> Exercise input:
---+---

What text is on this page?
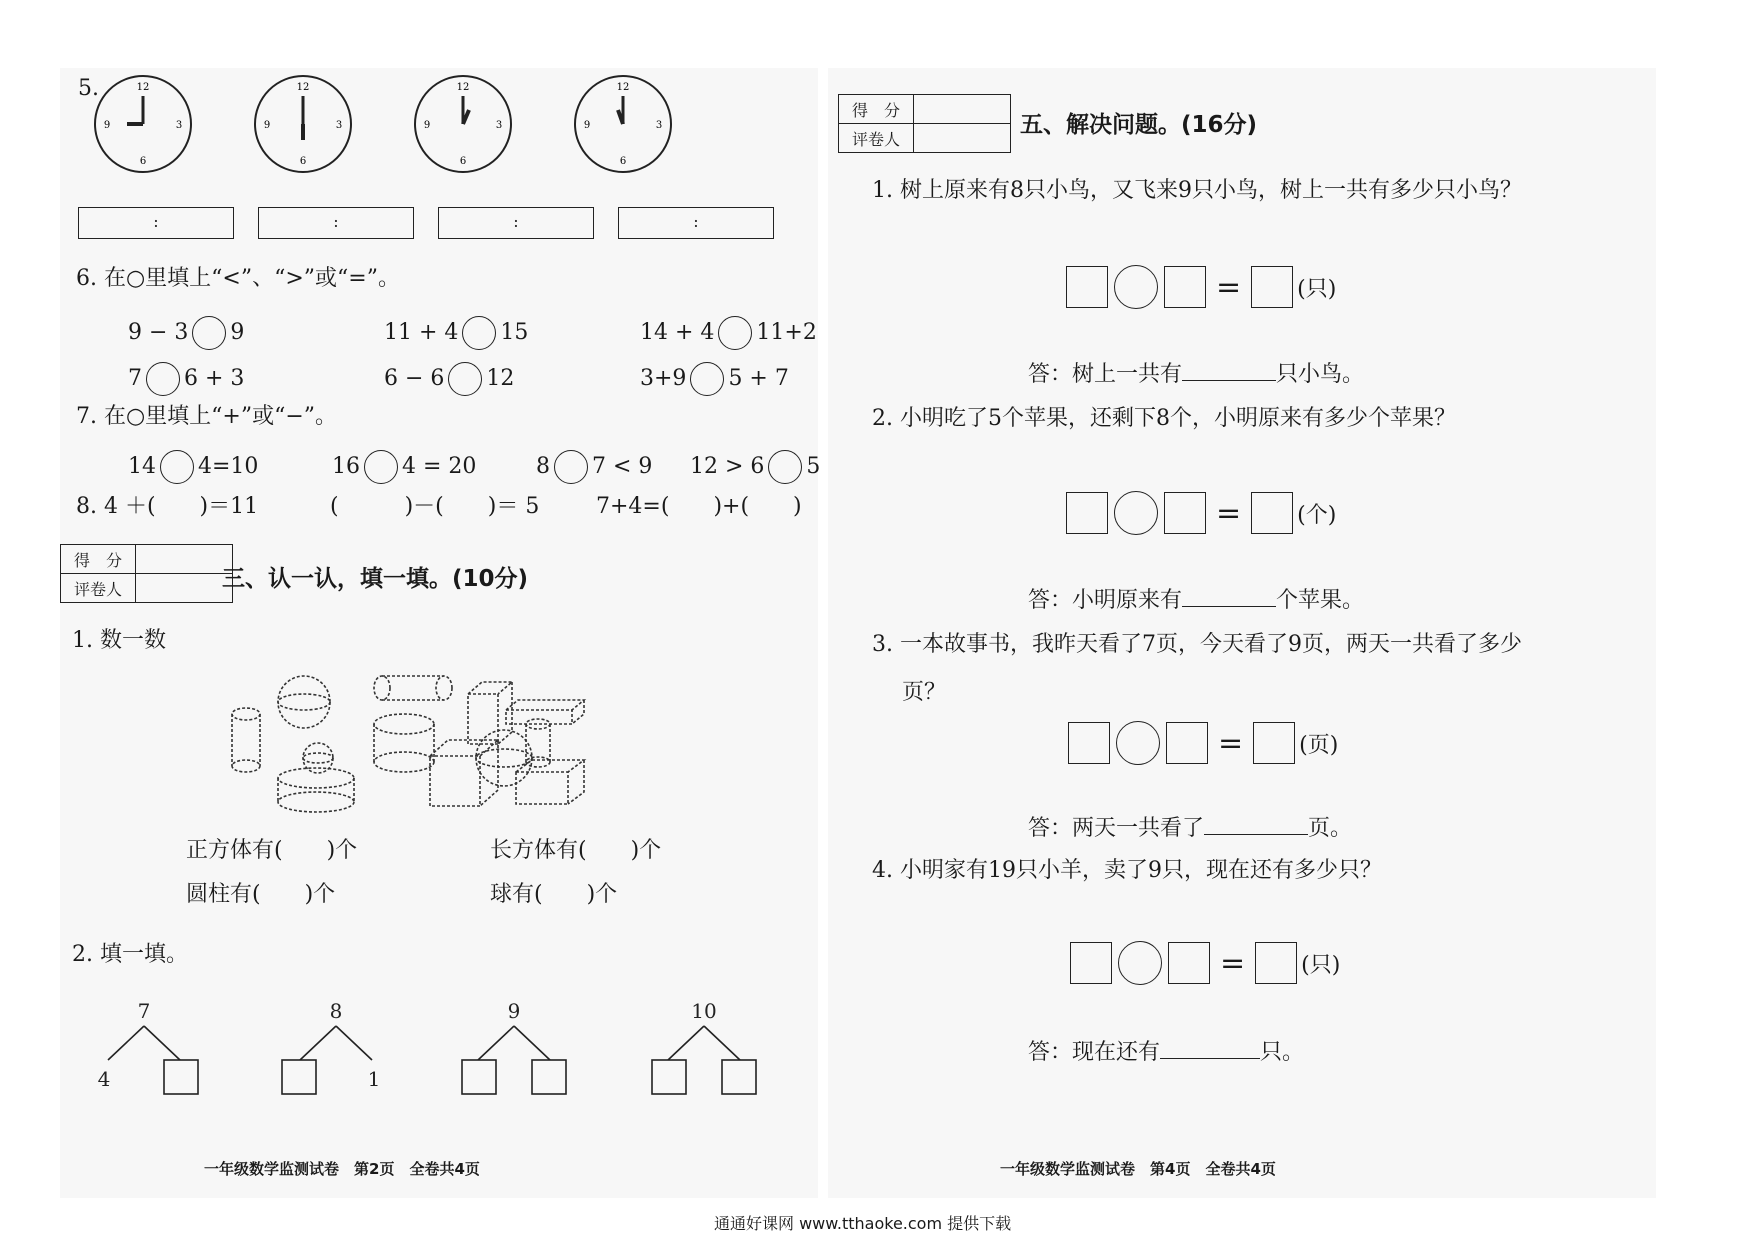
5.	12
3
6
9
12
3
6
9
12
3
6
9
12
3
6
9
:	:	:	:
6. 在○里填上“<”、“>”或“=”。
9 − 3 9	11 + 4 15	14 + 4 11+2
7 6 + 3	6 − 6 12	3+9 5 + 7
7. 在○里填上“+”或“−”。
14 4=10	16 4 = 20	8 7 < 9 12 > 6 5
8. 4 ＋(　　)＝11	(　　　)－(　　)＝ 5	7+4=(　　)+(　　)
得　分	
评卷人		三、认一认，填一填。(10分)
1. 数一数
正方体有(　　)个	长方体有(　　)个
圆柱有(　　)个	球有(　　)个
2. 填一填。
7
4
8
1
9	10
一年级数学监测试卷　第2页　全卷共4页
得　分	
评卷人	
五、解决问题。(16分)
1. 树上原来有8只小鸟，又飞来9只小鸟，树上一共有多少只小鸟？
=	(只)
答：树上一共有	只小鸟。
2. 小明吃了5个苹果，还剩下8个，小明原来有多少个苹果？
=	(个)
答：小明原来有	个苹果。
3. 一本故事书，我昨天看了7页，今天看了9页，两天一共看了多少
页？
=	(页)
答：两天一共看了	页。
4. 小明家有19只小羊，卖了9只，现在还有多少只？
=	(只)
答：现在还有	只。
一年级数学监测试卷　第4页　全卷共4页
通通好课网 www.tthaoke.com 提供下载
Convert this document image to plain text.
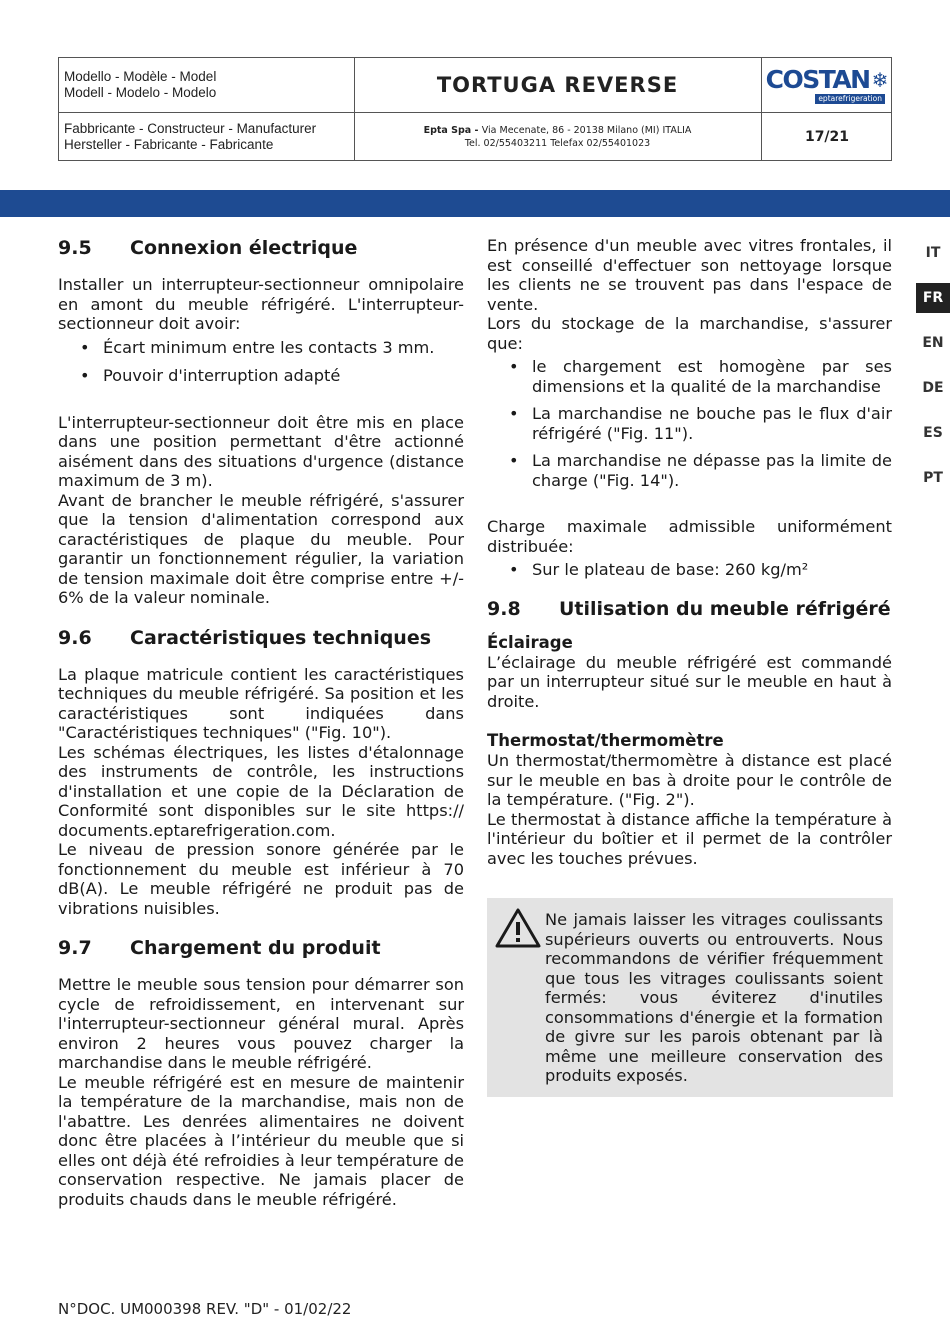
Modello - Modèle - Model
Modell - Modelo - Modelo
Fabbricante - Constructeur - Manufacturer
Hersteller - Fabricante - Fabricante
TORTUGA REVERSE
Epta Spa - Via Mecenate, 86 - 20138 Milano (MI) ITALIA
Tel. 02/55403211 Telefax 02/55401023
COSTAN ❄
eptarefrigeration
17/21
IT
FR
EN
DE
ES
PT
9.5 Connexion électrique

Installer un interrupteur-sectionneur omnipolaire en amont du meuble réfrigéré. L'interrupteur-sectionneur doit avoir:

• Écart minimum entre les contacts 3 mm.
• Pouvoir d'interruption adapté

L'interrupteur-sectionneur doit être mis en place dans une position permettant d'être actionné aisément dans des situations d'urgence (distance maximum de 3 m).

Avant de brancher le meuble réfrigéré, s'assurer que la tension d'alimentation correspond aux caractéristiques de plaque du meuble. Pour garantir un fonctionnement régulier, la variation de tension maximale doit être comprise entre +/- 6% de la valeur nominale.

9.6 Caractéristiques techniques

La plaque matricule contient les caractéristiques techniques du meuble réfrigéré. Sa position et les caractéristiques sont indiquées dans "Caractéristiques techniques" ("Fig. 10").

Les schémas électriques, les listes d'étalonnage des instruments de contrôle, les instructions d'installation et une copie de la Déclaration de Conformité sont disponibles sur le site https:// documents.eptarefrigeration.com.

Le niveau de pression sonore générée par le fonctionnement du meuble est inférieur à 70 dB(A). Le meuble réfrigéré ne produit pas de vibrations nuisibles.

9.7 Chargement du produit

Mettre le meuble sous tension pour démarrer son cycle de refroidissement, en intervenant sur l'interrupteur-sectionneur général mural. Après environ 2 heures vous pouvez charger la marchandise dans le meuble réfrigéré.

Le meuble réfrigéré est en mesure de maintenir la température de la marchandise, mais non de l'abattre. Les denrées alimentaires ne doivent donc être placées à l’intérieur du meuble que si elles ont déjà été refroidies à leur température de conservation respective. Ne jamais placer de produits chauds dans le meuble réfrigéré.

En présence d'un meuble avec vitres frontales, il est conseillé d'effectuer son nettoyage lorsque les clients ne se trouvent pas dans l'espace de vente.

Lors du stockage de la marchandise, s'assurer que:

• le chargement est homogène par ses dimensions et la qualité de la marchandise
• La marchandise ne bouche pas le flux d'air réfrigéré ("Fig. 11").
• La marchandise ne dépasse pas la limite de charge ("Fig. 14").

Charge maximale admissible uniformément distribuée:

• Sur le plateau de base: 260 kg/m²
9.8 Utilisation du meuble réfrigéré
Éclairage

L’éclairage du meuble réfrigéré est commandé par un interrupteur situé sur le meuble en haut à droite.

Thermostat/thermomètre

Un thermostat/thermomètre à distance est placé sur le meuble en bas à droite pour le contrôle de la température. ("Fig. 2").

Le thermostat à distance affiche la température à l'intérieur du boîtier et il permet de la contrôler avec les touches prévues.

Ne jamais laisser les vitrages coulissants supérieurs ouverts ou entrouverts. Nous recommandons de vérifier fréquemment que tous les vitrages coulissants soient fermés: vous éviterez d'inutiles consommations d'énergie et la formation de givre sur les parois obtenant par là même une meilleure conservation des produits exposés.
N°DOC. UM000398 REV. "D" - 01/02/22
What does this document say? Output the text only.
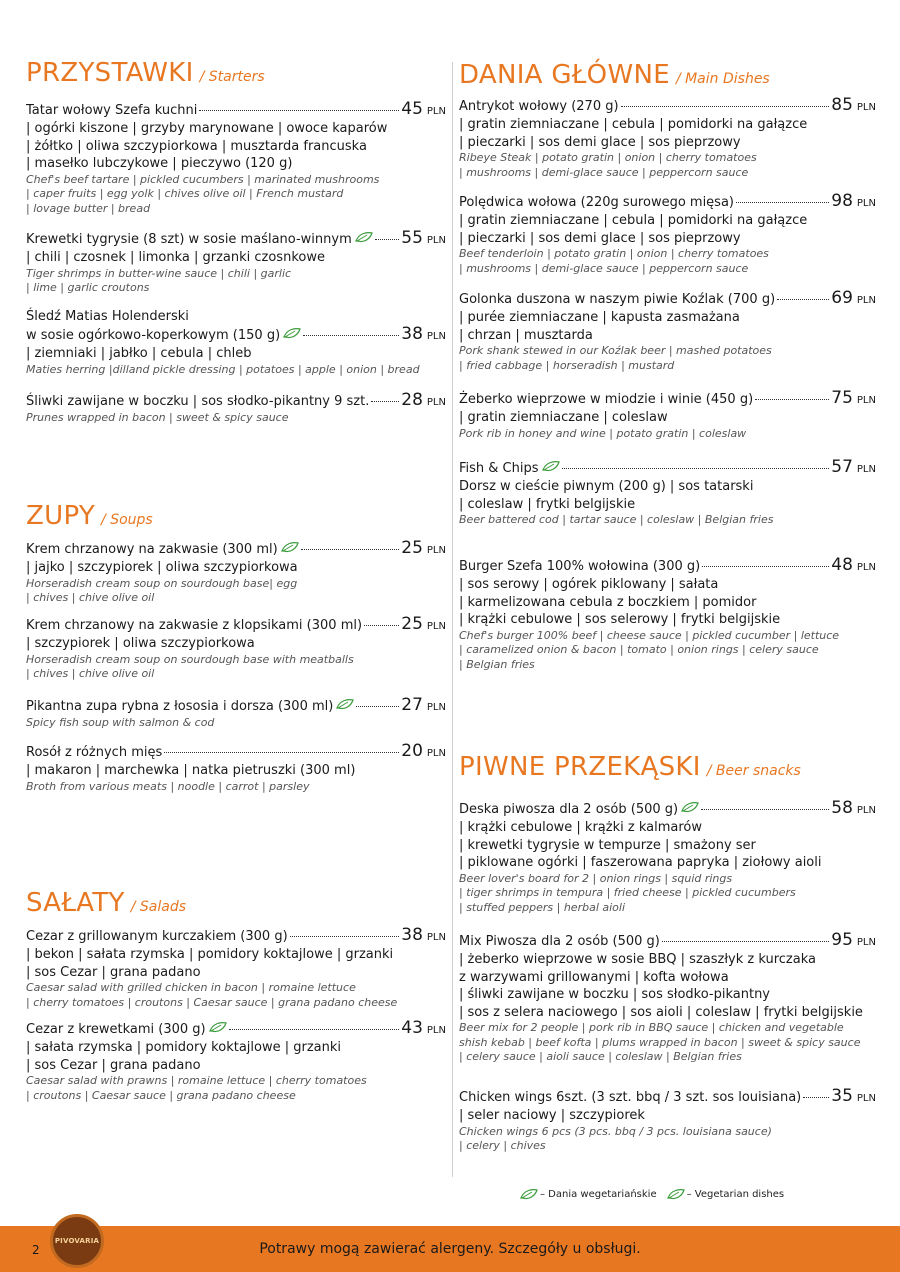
PRZYSTAWKI / Starters
Tatar wołowy Szefa kuchni	45 PLN
| ogórki kiszone | grzyby marynowane | owoce kaparów
| żółtko | oliwa szczypiorkowa | musztarda francuska
| masełko lubczykowe | pieczywo (120 g)
Chef's beef tartare | pickled cucumbers | marinated mushrooms
| caper fruits | egg yolk | chives olive oil | French mustard
| lovage butter | bread
Krewetki tygrysie (8 szt) w sosie maślano-winnym	55 PLN
| chili | czosnek | limonka | grzanki czosnkowe
Tiger shrimps in butter-wine sauce | chili | garlic
| lime | garlic croutons
Śledź Matias Holenderski
w sosie ogórkowo-koperkowym (150 g)	38 PLN
| ziemniaki | jabłko | cebula | chleb
Maties herring |dilland pickle dressing | potatoes | apple | onion | bread
Śliwki zawijane w boczku | sos słodko-pikantny 9 szt. 28 PLN
Prunes wrapped in bacon | sweet & spicy sauce
ZUPY / Soups
Krem chrzanowy na zakwasie (300 ml)	25 PLN
| jajko | szczypiorek | oliwa szczypiorkowa
Horseradish cream soup on sourdough base| egg
| chives | chive olive oil
Krem chrzanowy na zakwasie z klopsikami (300 ml) 25 PLN
| szczypiorek | oliwa szczypiorkowa
Horseradish cream soup on sourdough base with meatballs
| chives | chive olive oil
Pikantna zupa rybna z łososia i dorsza (300 ml)	27 PLN
Spicy fish soup with salmon & cod
Rosół z różnych mięs	20 PLN
| makaron | marchewka | natka pietruszki (300 ml)
Broth from various meats | noodle | carrot | parsley
SAŁATY / Salads
Cezar z grillowanym kurczakiem (300 g)	38 PLN
| bekon | sałata rzymska | pomidory koktajlowe | grzanki
| sos Cezar | grana padano
Caesar salad with grilled chicken in bacon | romaine lettuce
| cherry tomatoes | croutons | Caesar sauce | grana padano cheese
Cezar z krewetkami (300 g)	43 PLN
| sałata rzymska | pomidory koktajlowe | grzanki
| sos Cezar | grana padano
Caesar salad with prawns | romaine lettuce | cherry tomatoes
| croutons | Caesar sauce | grana padano cheese
DANIA GŁÓWNE / Main Dishes
Antrykot wołowy (270 g)	85 PLN
| gratin ziemniaczane | cebula | pomidorki na gałązce
| pieczarki | sos demi glace | sos pieprzowy
Ribeye Steak | potato gratin | onion | cherry tomatoes
| mushrooms | demi-glace sauce | peppercorn sauce
Polędwica wołowa (220g surowego mięsa)	98 PLN
| gratin ziemniaczane | cebula | pomidorki na gałązce
| pieczarki | sos demi glace | sos pieprzowy
Beef tenderloin | potato gratin | onion | cherry tomatoes
| mushrooms | demi-glace sauce | peppercorn sauce
Golonka duszona w naszym piwie Koźlak (700 g)	69 PLN
| purée ziemniaczane | kapusta zasmażana
| chrzan | musztarda
Pork shank stewed in our Koźlak beer | mashed potatoes
| fried cabbage | horseradish | mustard
Żeberko wieprzowe w miodzie i winie (450 g)	75 PLN
| gratin ziemniaczane | coleslaw
Pork rib in honey and wine | potato gratin | coleslaw
Fish & Chips	57 PLN
Dorsz w cieście piwnym (200 g) | sos tatarski
| coleslaw | frytki belgijskie
Beer battered cod | tartar sauce | coleslaw | Belgian fries
Burger Szefa 100% wołowina (300 g)	48 PLN
| sos serowy | ogórek piklowany | sałata
| karmelizowana cebula z boczkiem | pomidor
| krążki cebulowe | sos selerowy | frytki belgijskie
Chef's burger 100% beef | cheese sauce | pickled cucumber | lettuce
| caramelized onion & bacon | tomato | onion rings | celery sauce
| Belgian fries
PIWNE PRZEKĄSKI / Beer snacks
Deska piwosza dla 2 osób (500 g)	58 PLN
| krążki cebulowe | krążki z kalmarów
| krewetki tygrysie w tempurze | smażony ser
| piklowane ogórki | faszerowana papryka | ziołowy aioli
Beer lover's board for 2 | onion rings | squid rings
| tiger shrimps in tempura | fried cheese | pickled cucumbers
| stuffed peppers | herbal aioli
Mix Piwosza dla 2 osób (500 g)	95 PLN
| żeberko wieprzowe w sosie BBQ | szaszłyk z kurczaka
z warzywami grillowanymi | kofta wołowa
| śliwki zawijane w boczku | sos słodko-pikantny
| sos z selera naciowego | sos aioli | coleslaw | frytki belgijskie
Beer mix for 2 people | pork rib in BBQ sauce | chicken and vegetable
shish kebab | beef kofta | plums wrapped in bacon | sweet & spicy sauce
| celery sauce | aioli sauce | coleslaw | Belgian fries
Chicken wings 6szt. (3 szt. bbq / 3 szt. sos louisiana) 35 PLN
| seler naciowy | szczypiorek
Chicken wings 6 pcs (3 pcs. bbq / 3 pcs. louisiana sauce)
| celery | chives
– Dania wegetariańskie	– Vegetarian dishes
2
PIVOVARIA	Potrawy mogą zawierać alergeny. Szczegóły u obsługi.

---+---

> Task:
Show the lines of the records that contain the word "chili".

> Task answer:
| chili | czosnek | limonka | grzanki czosnkowe
Tiger shrimps in butter-wine sauce | chili | garlic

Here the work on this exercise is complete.